§ Given task: Leave out the pictures and reproduce all of the data exactly.

§ Dataset records:
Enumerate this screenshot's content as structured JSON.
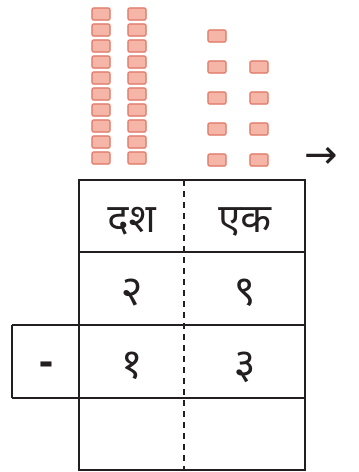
{
  "blocks": {
    "tens_rods": 2,
    "units_per_rod": 10,
    "ones_cubes": 9,
    "cube_fill": "#f5b6a7",
    "cube_border": "#e27e6e"
  },
  "arrow_icon": "→",
  "table": {
    "headers": {
      "tens": "दश",
      "ones": "एक"
    },
    "minuend": {
      "tens": "२",
      "ones": "९"
    },
    "operator": "-",
    "subtrahend": {
      "tens": "१",
      "ones": "३"
    },
    "result": {
      "tens": "",
      "ones": ""
    }
  }
}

§ Exercise output:
Enumerate this screenshot's content as structured JSON.
{
  "blocks": {
    "tens_rods": 2,
    "units_per_rod": 10,
    "ones_cubes": 9,
    "cube_fill": "#f5b6a7",
    "cube_border": "#e27e6e"
  },
  "arrow_icon": "→",
  "table": {
    "headers": {
      "tens": "दश",
      "ones": "एक"
    },
    "minuend": {
      "tens": "२",
      "ones": "९"
    },
    "operator": "-",
    "subtrahend": {
      "tens": "१",
      "ones": "३"
    },
    "result": {
      "tens": "",
      "ones": ""
    }
  }
}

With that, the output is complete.